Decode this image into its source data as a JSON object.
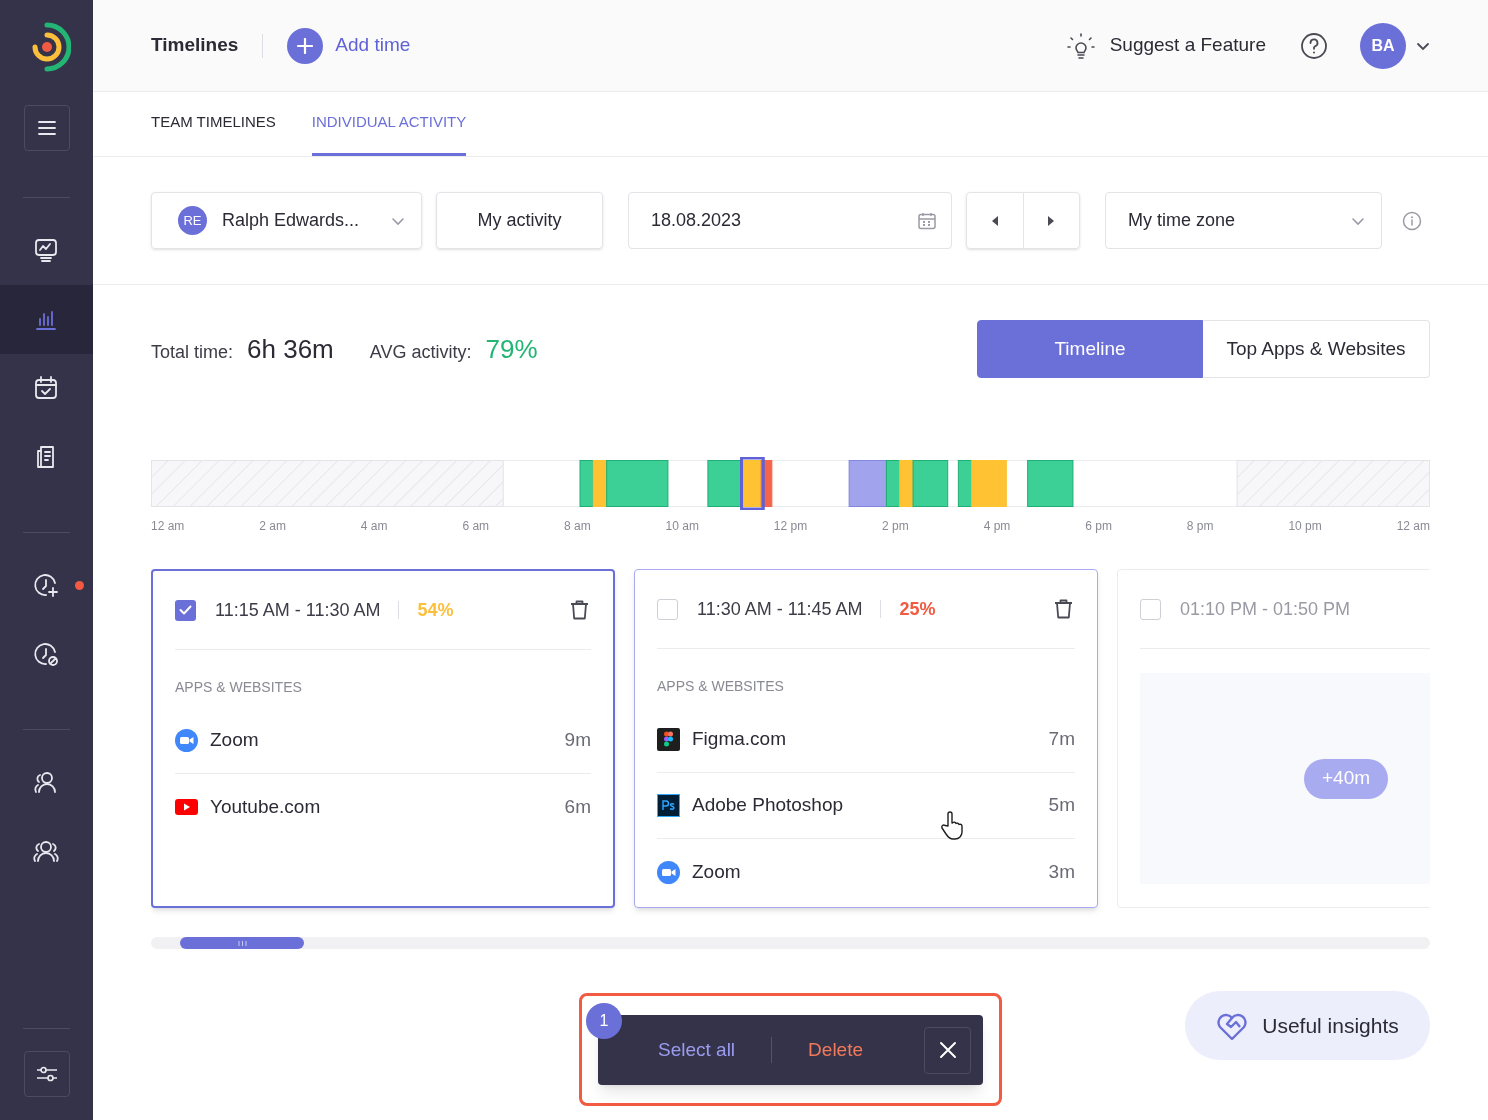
{
  "sidebar": {
    "items": [
      {
        "kind": "dashboard",
        "selected": false
      },
      {
        "kind": "reports",
        "selected": true
      },
      {
        "kind": "calendar",
        "selected": false
      },
      {
        "kind": "documents",
        "selected": false
      },
      {
        "kind": "addtime",
        "selected": false,
        "badge": true
      },
      {
        "kind": "blocked",
        "selected": false
      },
      {
        "kind": "member",
        "selected": false
      },
      {
        "kind": "team",
        "selected": false
      }
    ]
  },
  "header": {
    "title": "Timelines",
    "add_button": "Add time",
    "suggest": "Suggest a Feature",
    "avatar": "BA"
  },
  "tabs": [
    {
      "label": "TEAM TIMELINES",
      "selected": false
    },
    {
      "label": "INDIVIDUAL ACTIVITY",
      "selected": true
    }
  ],
  "filters": {
    "user_initials": "RE",
    "user_name": "Ralph Edwards...",
    "activity": "My activity",
    "date": "18.08.2023",
    "timezone": "My time zone"
  },
  "stats": {
    "total_label": "Total time:",
    "total": "6h 36m",
    "avg_label": "AVG activity:",
    "avg": "79%"
  },
  "views": [
    {
      "label": "Timeline",
      "selected": true
    },
    {
      "label": "Top Apps & Websites",
      "selected": false
    }
  ],
  "timeline": {
    "ticks": [
      "12 am",
      "2 am",
      "4 am",
      "6 am",
      "8 am",
      "10 am",
      "12 pm",
      "2 pm",
      "4 pm",
      "6 pm",
      "8 pm",
      "10 pm",
      "12 am"
    ]
  },
  "cards": [
    {
      "kind": "apps",
      "time": "11:15 AM - 11:30 AM",
      "percent": "54%",
      "color": "#fbbf3c",
      "checked": true,
      "selected": true,
      "hovered": false,
      "heading": "APPS & WEBSITES",
      "apps": [
        {
          "kind": "zoom",
          "name": "Zoom",
          "duration": "9m"
        },
        {
          "kind": "youtube",
          "name": "Youtube.com",
          "duration": "6m"
        }
      ]
    },
    {
      "kind": "apps",
      "time": "11:30 AM - 11:45 AM",
      "percent": "25%",
      "color": "#f25a41",
      "checked": false,
      "selected": false,
      "hovered": true,
      "heading": "APPS & WEBSITES",
      "apps": [
        {
          "kind": "figma",
          "name": "Figma.com",
          "duration": "7m"
        },
        {
          "kind": "photoshop",
          "name": "Adobe Photoshop",
          "duration": "5m"
        },
        {
          "kind": "zoom",
          "name": "Zoom",
          "duration": "3m"
        }
      ]
    },
    {
      "kind": "pending",
      "time": "01:10 PM - 01:50 PM",
      "checked": false,
      "selected": false,
      "hovered": false,
      "extra": "+40m"
    }
  ],
  "selection_bar": {
    "count": "1",
    "select_all": "Select all",
    "delete": "Delete"
  },
  "insights_button": "Useful insights"
}
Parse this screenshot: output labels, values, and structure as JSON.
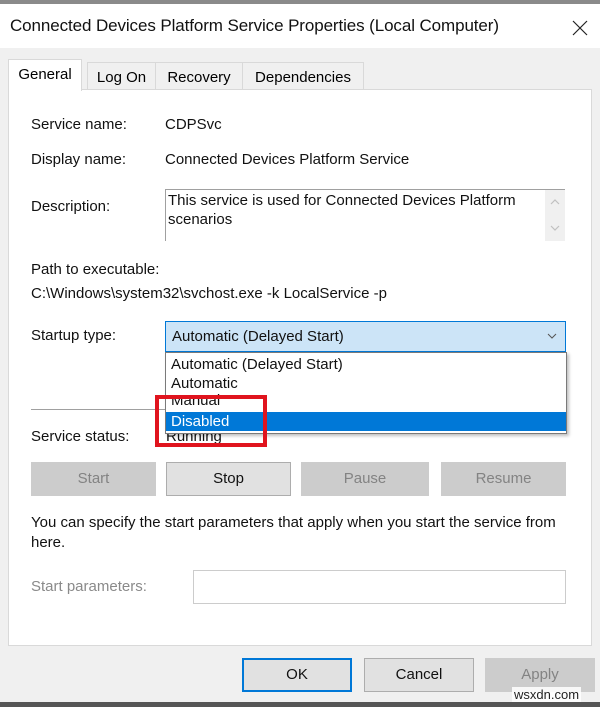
{
  "window": {
    "title": "Connected Devices Platform Service Properties (Local Computer)",
    "close_icon": "close-icon"
  },
  "tabs": [
    {
      "label": "General",
      "active": true
    },
    {
      "label": "Log On",
      "active": false
    },
    {
      "label": "Recovery",
      "active": false
    },
    {
      "label": "Dependencies",
      "active": false
    }
  ],
  "general": {
    "service_name_label": "Service name:",
    "service_name": "CDPSvc",
    "display_name_label": "Display name:",
    "display_name": "Connected Devices Platform Service",
    "description_label": "Description:",
    "description": "This service is used for Connected Devices Platform scenarios",
    "path_label": "Path to executable:",
    "path": "C:\\Windows\\system32\\svchost.exe -k LocalService -p",
    "startup_type_label": "Startup type:",
    "startup_type_value": "Automatic (Delayed Start)",
    "startup_options": [
      {
        "label": "Automatic (Delayed Start)",
        "selected": false
      },
      {
        "label": "Automatic",
        "selected": false
      },
      {
        "label": "Manual",
        "selected": false
      },
      {
        "label": "Disabled",
        "selected": true
      }
    ],
    "service_status_label": "Service status:",
    "service_status": "Running",
    "buttons": {
      "start": {
        "label": "Start",
        "enabled": false
      },
      "stop": {
        "label": "Stop",
        "enabled": true
      },
      "pause": {
        "label": "Pause",
        "enabled": false
      },
      "resume": {
        "label": "Resume",
        "enabled": false
      }
    },
    "start_params_info": "You can specify the start parameters that apply when you start the service from here.",
    "start_params_label": "Start parameters:",
    "start_params_value": ""
  },
  "footer": {
    "ok": "OK",
    "cancel": "Cancel",
    "apply": "Apply"
  },
  "annotation": {
    "highlight_color": "#e0141e",
    "highlighted_option": "Disabled"
  },
  "colors": {
    "accent": "#0078d7",
    "combo_bg": "#cce4f7",
    "disabled_btn": "#cccccc"
  },
  "watermark": "wsxdn.com"
}
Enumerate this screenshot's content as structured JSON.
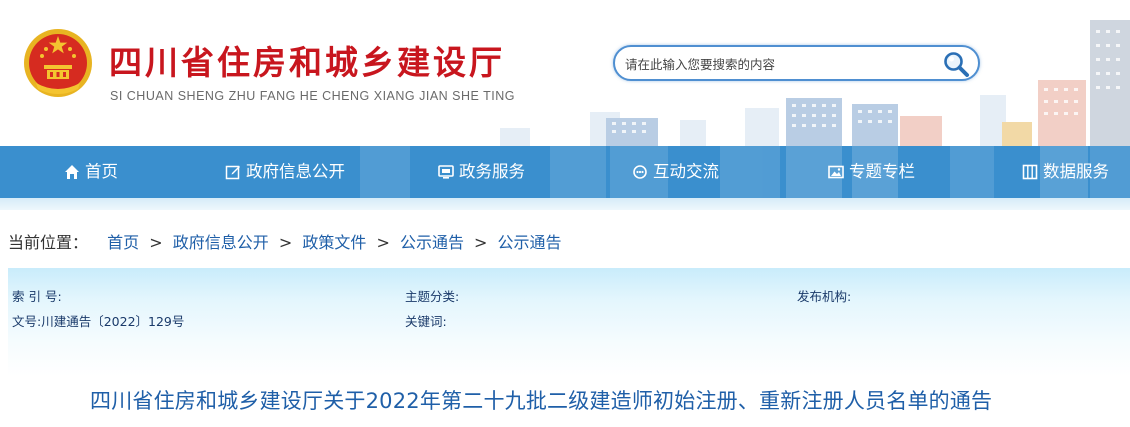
{
  "site": {
    "title": "四川省住房和城乡建设厅",
    "pinyin": "SI CHUAN SHENG ZHU FANG HE CHENG XIANG JIAN SHE TING",
    "brand_red": "#c8161e",
    "nav_blue": "#3a8fce"
  },
  "search": {
    "placeholder": "请在此输入您要搜索的内容",
    "icon": "search-icon"
  },
  "nav": {
    "items": [
      {
        "label": "首页",
        "icon": "home-icon"
      },
      {
        "label": "政府信息公开",
        "icon": "edit-icon"
      },
      {
        "label": "政务服务",
        "icon": "monitor-icon"
      },
      {
        "label": "互动交流",
        "icon": "chat-icon"
      },
      {
        "label": "专题专栏",
        "icon": "image-icon"
      },
      {
        "label": "数据服务",
        "icon": "grid-icon"
      }
    ]
  },
  "breadcrumb": {
    "label": "当前位置：",
    "items": [
      "首页",
      "政府信息公开",
      "政策文件",
      "公示通告",
      "公示通告"
    ],
    "separator": ">"
  },
  "info": {
    "index_label": "索 引 号:",
    "topic_label": "主题分类:",
    "publisher_label": "发布机构:",
    "doc_no_label": "文号:",
    "doc_no_value": "川建通告〔2022〕129号",
    "keywords_label": "关键词:"
  },
  "document": {
    "title": "四川省住房和城乡建设厅关于2022年第二十九批二级建造师初始注册、重新注册人员名单的通告"
  }
}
================================
* WHAT YOU HAVE TO DO *
Without the pictures, restate each entry exactly.

* SOLUTION TO THIS TASK *
Decode this image into its source data as a JSON object.
{
  "sidebar": {
    "items": [
      {
        "kind": "dashboard",
        "selected": false
      },
      {
        "kind": "reports",
        "selected": true
      },
      {
        "kind": "calendar",
        "selected": false
      },
      {
        "kind": "documents",
        "selected": false
      },
      {
        "kind": "addtime",
        "selected": false,
        "badge": true
      },
      {
        "kind": "blocked",
        "selected": false
      },
      {
        "kind": "member",
        "selected": false
      },
      {
        "kind": "team",
        "selected": false
      }
    ]
  },
  "header": {
    "title": "Timelines",
    "add_button": "Add time",
    "suggest": "Suggest a Feature",
    "avatar": "BA"
  },
  "tabs": [
    {
      "label": "TEAM TIMELINES",
      "selected": false
    },
    {
      "label": "INDIVIDUAL ACTIVITY",
      "selected": true
    }
  ],
  "filters": {
    "user_initials": "RE",
    "user_name": "Ralph Edwards...",
    "activity": "My activity",
    "date": "18.08.2023",
    "timezone": "My time zone"
  },
  "stats": {
    "total_label": "Total time:",
    "total": "6h 36m",
    "avg_label": "AVG activity:",
    "avg": "79%"
  },
  "views": [
    {
      "label": "Timeline",
      "selected": true
    },
    {
      "label": "Top Apps & Websites",
      "selected": false
    }
  ],
  "timeline": {
    "ticks": [
      "12 am",
      "2 am",
      "4 am",
      "6 am",
      "8 am",
      "10 am",
      "12 pm",
      "2 pm",
      "4 pm",
      "6 pm",
      "8 pm",
      "10 pm",
      "12 am"
    ]
  },
  "cards": [
    {
      "kind": "apps",
      "time": "11:15 AM - 11:30 AM",
      "percent": "54%",
      "color": "#fbbf3c",
      "checked": true,
      "selected": true,
      "hovered": false,
      "heading": "APPS & WEBSITES",
      "apps": [
        {
          "kind": "zoom",
          "name": "Zoom",
          "duration": "9m"
        },
        {
          "kind": "youtube",
          "name": "Youtube.com",
          "duration": "6m"
        }
      ]
    },
    {
      "kind": "apps",
      "time": "11:30 AM - 11:45 AM",
      "percent": "25%",
      "color": "#f25a41",
      "checked": false,
      "selected": false,
      "hovered": true,
      "heading": "APPS & WEBSITES",
      "apps": [
        {
          "kind": "figma",
          "name": "Figma.com",
          "duration": "7m"
        },
        {
          "kind": "photoshop",
          "name": "Adobe Photoshop",
          "duration": "5m"
        },
        {
          "kind": "zoom",
          "name": "Zoom",
          "duration": "3m"
        }
      ]
    },
    {
      "kind": "pending",
      "time": "01:10 PM - 01:50 PM",
      "checked": false,
      "selected": false,
      "hovered": false,
      "extra": "+40m"
    }
  ],
  "selection_bar": {
    "count": "1",
    "select_all": "Select all",
    "delete": "Delete"
  },
  "insights_button": "Useful insights"
}
Parse this screenshot: output labels, values, and structure as JSON.
{
  "window": {
    "title": "Connected Devices Platform Service Properties (Local Computer)",
    "close_icon": "close-icon"
  },
  "tabs": [
    {
      "label": "General",
      "active": true
    },
    {
      "label": "Log On",
      "active": false
    },
    {
      "label": "Recovery",
      "active": false
    },
    {
      "label": "Dependencies",
      "active": false
    }
  ],
  "general": {
    "service_name_label": "Service name:",
    "service_name": "CDPSvc",
    "display_name_label": "Display name:",
    "display_name": "Connected Devices Platform Service",
    "description_label": "Description:",
    "description": "This service is used for Connected Devices Platform scenarios",
    "path_label": "Path to executable:",
    "path": "C:\\Windows\\system32\\svchost.exe -k LocalService -p",
    "startup_type_label": "Startup type:",
    "startup_type_value": "Automatic (Delayed Start)",
    "startup_options": [
      {
        "label": "Automatic (Delayed Start)",
        "selected": false
      },
      {
        "label": "Automatic",
        "selected": false
      },
      {
        "label": "Manual",
        "selected": false
      },
      {
        "label": "Disabled",
        "selected": true
      }
    ],
    "service_status_label": "Service status:",
    "service_status": "Running",
    "buttons": {
      "start": {
        "label": "Start",
        "enabled": false
      },
      "stop": {
        "label": "Stop",
        "enabled": true
      },
      "pause": {
        "label": "Pause",
        "enabled": false
      },
      "resume": {
        "label": "Resume",
        "enabled": false
      }
    },
    "start_params_info": "You can specify the start parameters that apply when you start the service from here.",
    "start_params_label": "Start parameters:",
    "start_params_value": ""
  },
  "footer": {
    "ok": "OK",
    "cancel": "Cancel",
    "apply": "Apply"
  },
  "annotation": {
    "highlight_color": "#e0141e",
    "highlighted_option": "Disabled"
  },
  "colors": {
    "accent": "#0078d7",
    "combo_bg": "#cce4f7",
    "disabled_btn": "#cccccc"
  },
  "watermark": "wsxdn.com"
}
Enumerate this screenshot's content as structured JSON.
{
  "site": {
    "title": "四川省住房和城乡建设厅",
    "pinyin": "SI CHUAN SHENG ZHU FANG HE CHENG XIANG JIAN SHE TING",
    "brand_red": "#c8161e",
    "nav_blue": "#3a8fce"
  },
  "search": {
    "placeholder": "请在此输入您要搜索的内容",
    "icon": "search-icon"
  },
  "nav": {
    "items": [
      {
        "label": "首页",
        "icon": "home-icon"
      },
      {
        "label": "政府信息公开",
        "icon": "edit-icon"
      },
      {
        "label": "政务服务",
        "icon": "monitor-icon"
      },
      {
        "label": "互动交流",
        "icon": "chat-icon"
      },
      {
        "label": "专题专栏",
        "icon": "image-icon"
      },
      {
        "label": "数据服务",
        "icon": "grid-icon"
      }
    ]
  },
  "breadcrumb": {
    "label": "当前位置：",
    "items": [
      "首页",
      "政府信息公开",
      "政策文件",
      "公示通告",
      "公示通告"
    ],
    "separator": ">"
  },
  "info": {
    "index_label": "索 引 号:",
    "topic_label": "主题分类:",
    "publisher_label": "发布机构:",
    "doc_no_label": "文号:",
    "doc_no_value": "川建通告〔2022〕129号",
    "keywords_label": "关键词:"
  },
  "document": {
    "title": "四川省住房和城乡建设厅关于2022年第二十九批二级建造师初始注册、重新注册人员名单的通告"
  }
}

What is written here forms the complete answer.